Be visible and stand tall

Thursday, 20 September 2012 00:18 -     - {{hitsCtrl.values.hits}}

Help in the change that we all want to be!

This is not about personalities getting onto the stage to be visible. Today stages are a plenty, propelling many to stardom. The emphasis is about making national institutions productive and then making a meaningful input and thereby a lasting impact by getting onto the global stage with results under the belt.

Institutions or organisations considered in an anthropomorphic way needs be valued entities and only those will command any respect. Organisations that live by the circular or with a set of antiquated rules will die by the budget deficit and will not be causing any talk in the town! This is a crying need of the hour in Sri Lanka as institutes stagnate and personnel develop with visions for any mission elsewhere.

The institutions under consideration are universities and research institutes – shown and have potential yet not perceived as such. The latter group carries the purpose of existence in the category description but in the former the research is hidden and not seriously recognised. In the current state of turmoil that there is also a strategic policy demand and an acceptance for a minimum of 1% of GDP for R&D, must not be forgotten. This offers another way to entertain a composite 6% GDP with a time plan. Setting appropriate foundations for success has to be a State responsibility.

Productivity

There are lots of allegations and remarks with regard to productivity of the current institutes and with the present climate of demands and negotiations the media is filled with discussions. However, some of the discussions display significant lack of depth and understanding and only demonstrate contempt for each other; not something a serious public would demand nor entertain.

With universities, global rankings are usually displayed to deliver killer punches to demonstrate absolute ineptness of ‘academics therein’. However there is hardly an understanding of the various systems in use for evaluations and how these rankings are carried out. While stating the usefulness of these data, it is important to understand the basis and the context. Applied erroneously you will only bring yourself down.

That resource starvation as well as poor institutional and work ethics are responsible for the current situation also need to be understood and kept in mind. This type of situations does not develop overnight and are crafted through years of action or neglect. The contribution of brain drain over the years to this situation within institutions hardly factored in.

 

webometrics

As an example webometrics data (www.webometrcs.info) are used by some. Out of 20,000 institutes Sri Lanka has about 30 institutes listed and taking the top two listings, Universities of Colombo and Moratuwa, one sees that they are ranked 1,681 and 2,010 respectively. With 20,723 entities evaluated this places both universities within the global top 10%.

:: Supplied records ::

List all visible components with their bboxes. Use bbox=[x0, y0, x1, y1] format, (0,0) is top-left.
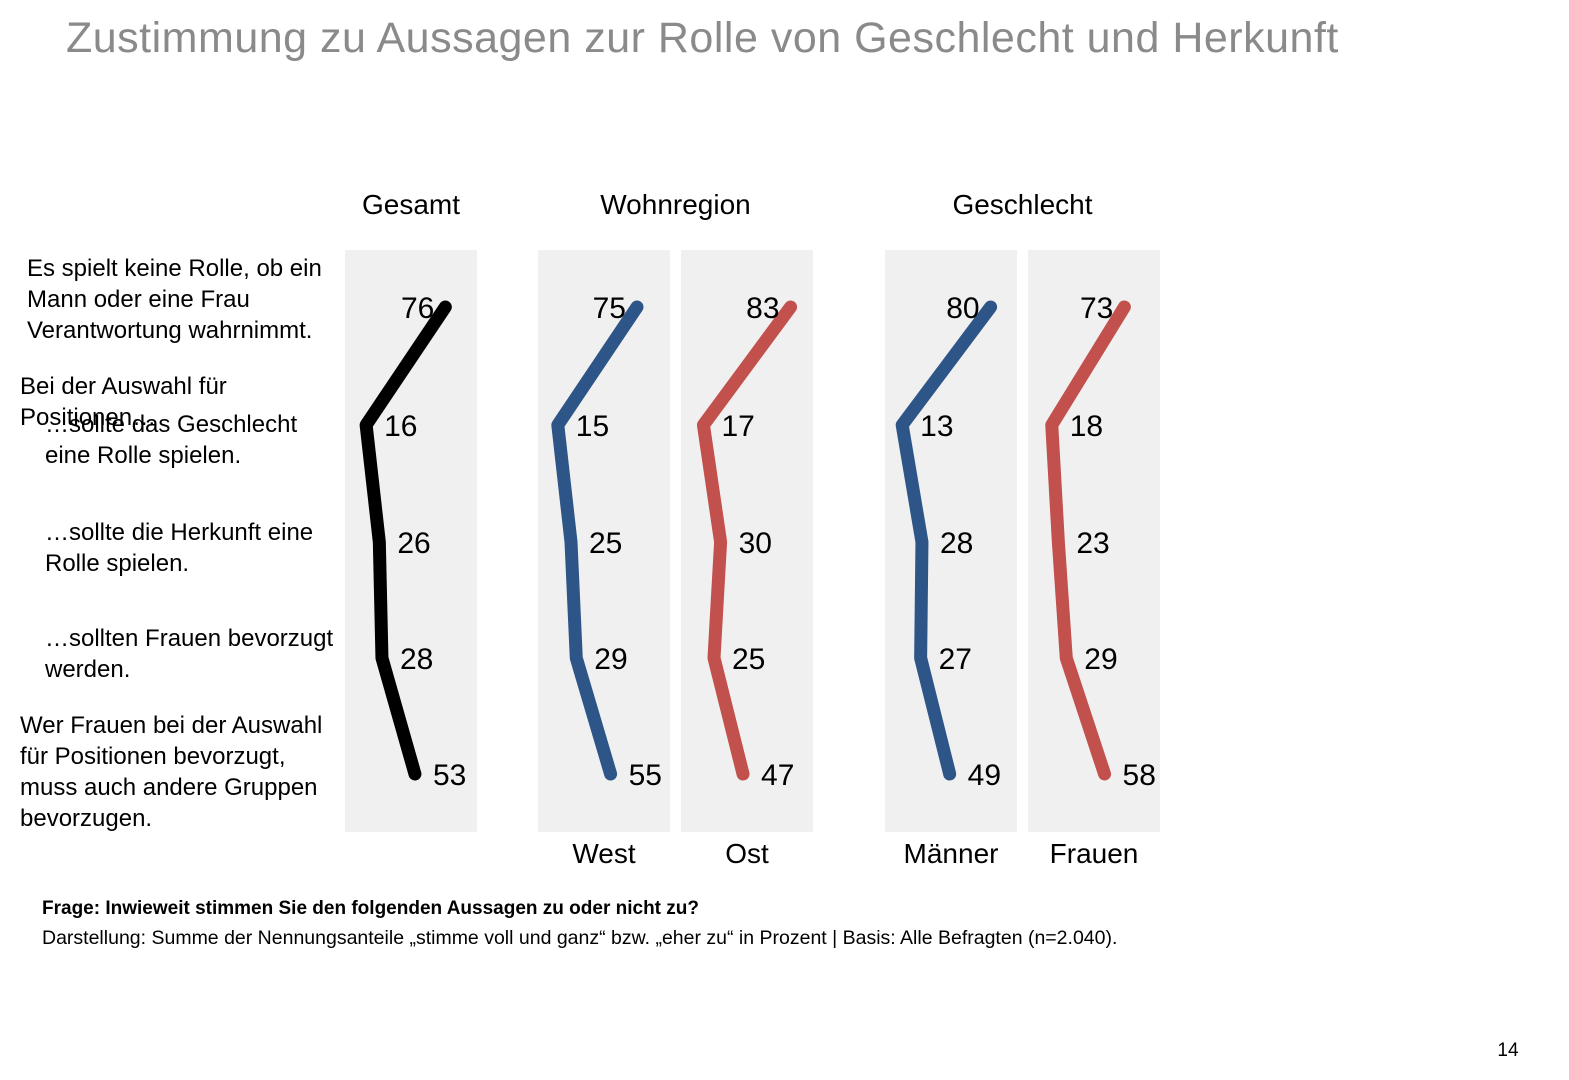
statement-label-line: …sollte das Geschlecht bbox=[45, 411, 298, 438]
value-label: 55 bbox=[629, 759, 662, 792]
page-number: 14 bbox=[1497, 1040, 1519, 1061]
group-header: Gesamt bbox=[361, 189, 461, 220]
value-label: 75 bbox=[593, 292, 626, 325]
series-line bbox=[1045, 300, 1131, 781]
value-label: 83 bbox=[746, 292, 779, 325]
value-label: 23 bbox=[1076, 527, 1109, 560]
series-bottom-label: Männer bbox=[903, 838, 999, 869]
statement-label: …sollten Frauen bevorzugt werden. bbox=[45, 623, 333, 685]
statement-label-line: Bei der Auswahl für bbox=[20, 373, 227, 400]
value-label: 47 bbox=[761, 759, 794, 792]
statement-label-line: Es spielt keine Rolle, ob ein bbox=[27, 255, 322, 282]
profile-line-chart: 76 16 26 28 53 bbox=[359, 292, 466, 792]
chart-panel-männer: 80 13 28 27 49 bbox=[885, 250, 1017, 832]
value-label: 80 bbox=[946, 292, 979, 325]
series-line bbox=[551, 300, 644, 781]
statement-label-line: bevorzugen. bbox=[20, 805, 153, 832]
statement-label-line: eine Rolle spielen. bbox=[45, 442, 242, 469]
statement-label-line: Mann oder eine Frau bbox=[27, 286, 250, 313]
page-title: Zustimmung zu Aussagen zur Rolle von Ges… bbox=[66, 14, 1339, 62]
statement-label-line: …sollte die Herkunft eine bbox=[45, 519, 314, 546]
value-label: 15 bbox=[576, 410, 609, 443]
series-bottom-label: Ost bbox=[725, 838, 769, 869]
statement-label-line: Rolle spielen. bbox=[45, 550, 190, 577]
statement-label-line: Wer Frauen bei der Auswahl bbox=[20, 712, 323, 739]
chart-panel-west: 75 15 25 29 55 bbox=[538, 250, 670, 832]
statement-label-line: werden. bbox=[45, 656, 131, 683]
group-header: Wohnregion bbox=[600, 189, 751, 220]
profile-line-chart: 80 13 28 27 49 bbox=[895, 292, 1001, 792]
chart-panel-frauen: 73 18 23 29 58 bbox=[1028, 250, 1160, 832]
value-label: 25 bbox=[589, 527, 622, 560]
footer-question: Frage: Inwieweit stimmen Sie den folgend… bbox=[42, 898, 699, 919]
series-bottom-label: West bbox=[572, 838, 636, 869]
value-label: 53 bbox=[433, 759, 466, 792]
profile-line-chart: 75 15 25 29 55 bbox=[551, 292, 662, 792]
statement-label-line: Verantwortung wahrnimmt. bbox=[27, 317, 313, 344]
statement-label: …sollte das Geschlecht eine Rolle spielen… bbox=[45, 409, 297, 471]
statement-label-line: muss auch andere Gruppen bbox=[20, 774, 318, 801]
statement-label: …sollte die Herkunft eine Rolle spielen. bbox=[45, 517, 313, 579]
value-label: 76 bbox=[401, 292, 434, 325]
statement-label: Bei der Auswahl für Positionen… bbox=[20, 371, 227, 433]
value-label: 29 bbox=[1084, 643, 1117, 676]
series-line bbox=[696, 300, 798, 781]
series-line bbox=[359, 300, 452, 781]
statement-label: Wer Frauen bei der Auswahl für Positionen… bbox=[20, 710, 322, 834]
series-line bbox=[895, 300, 998, 781]
value-label: 17 bbox=[721, 410, 754, 443]
value-label: 28 bbox=[940, 527, 973, 560]
value-label: 13 bbox=[920, 410, 953, 443]
value-label: 26 bbox=[397, 527, 430, 560]
value-label: 18 bbox=[1070, 410, 1103, 443]
value-label: 58 bbox=[1123, 759, 1156, 792]
value-label: 27 bbox=[939, 643, 972, 676]
statement-label-line: Positionen… bbox=[20, 404, 157, 431]
footer-note: Darstellung: Summe der Nennungsanteile „… bbox=[42, 927, 1118, 949]
value-label: 49 bbox=[968, 759, 1001, 792]
value-label: 28 bbox=[400, 643, 433, 676]
value-label: 16 bbox=[384, 410, 417, 443]
value-label: 30 bbox=[739, 527, 772, 560]
statement-label: Es spielt keine Rolle, ob ein Mann oder e… bbox=[27, 253, 322, 346]
value-label: 29 bbox=[594, 643, 627, 676]
value-label: 73 bbox=[1080, 292, 1113, 325]
group-header: Geschlecht bbox=[952, 189, 1093, 220]
value-label: 25 bbox=[732, 643, 765, 676]
chart-panel-gesamt: 76 16 26 28 53 bbox=[345, 250, 477, 832]
series-bottom-label: Frauen bbox=[1049, 838, 1139, 869]
profile-line-chart: 83 17 30 25 47 bbox=[696, 292, 798, 792]
statement-label-line: für Positionen bevorzugt, bbox=[20, 743, 286, 770]
chart-panel-ost: 83 17 30 25 47 bbox=[681, 250, 813, 832]
profile-line-chart: 73 18 23 29 58 bbox=[1045, 292, 1156, 792]
statement-label-line: …sollten Frauen bevorzugt bbox=[45, 625, 334, 652]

:: Short exercise 1 ::
In the article on Sri Lankan universities and research institutes, what webometrics rankings are given for the Universities of Colombo and Moratuwa?
:: Short exercise 2 ::
Pick up the article on Sri Lankan universities and research institutes after its final sentence and carry its argument forward.

:: Right answer 1 ::
They are ranked 1,681 and 2,010 respectively.

:: Right answer 2 ::
It is interesting how percentages transform the statement and in that context the two universities may be just outside the knowledge hub status perhaps as when you are in top 10% that must mean something and no one should be putting you down. However webometrics simply looks at the quantity of information and its completeness plus the availability of such in English pertaining to the institute in the web. It is a reflection of the amount of content and no way differentiate on the quality of the content seriously.

The publications are taken from the open citation bibliographic database – Google scholar – and that is in no way reflects the complete publication records as well as international collaborative efforts of university academics. Yes it has value but to castigate a system based on such data only demonstrates poor contextual understanding.

We should also not be claiming success of our investment based on this ranking as it may just be the search engine volatility that is responsible for an upward swing. Some content management activities too may boost the rankings.

As an example, Harvard Business School having a different web domain is currently ranked 1385. Nobody will take Harvard Business School to task perhaps and if I am to take the relative ranking of the top two universities from this position as the datum, the positions are globally much more interesting. This only indicates the webometrics data should be considered only in the way what it intends to communicate. It is definitely of use to ICTA and the e-governance policies.

Some quite simple systems only looks at how many Nobel laureates are in the faculty of an university and this is will be hard to swallow for us at this stage. Let us admit that we need to understand true challenges and not cling to less than meaningful data and spoil moving forward. The potential is still there and it is never too late to resurrect this deteriorating situation.

Visibility

On the other hand, all what one does may not reach the web and certainly lot of activities may not be seen by the public. This is a deficiency that needs to be corrected as time marches on if you are not visible you do not exist! You still need some human assistance to get data to the web as the cloud data mining virtually with any serious quality is still an abstract concept. Our organisation cadre provisions still do not understand this equation well.

The critics question publications and say boldly about lack of publications in the research space by Sri Lankan universities. With continuous bombardment innocent public may actually perceive this to be the truth. Doing such bibliometric and scientometric studies are not well executed in the country. This is important but a missing element by planners. They will not know what exactly is happening and where and will fail to factor in useful developments to national planning.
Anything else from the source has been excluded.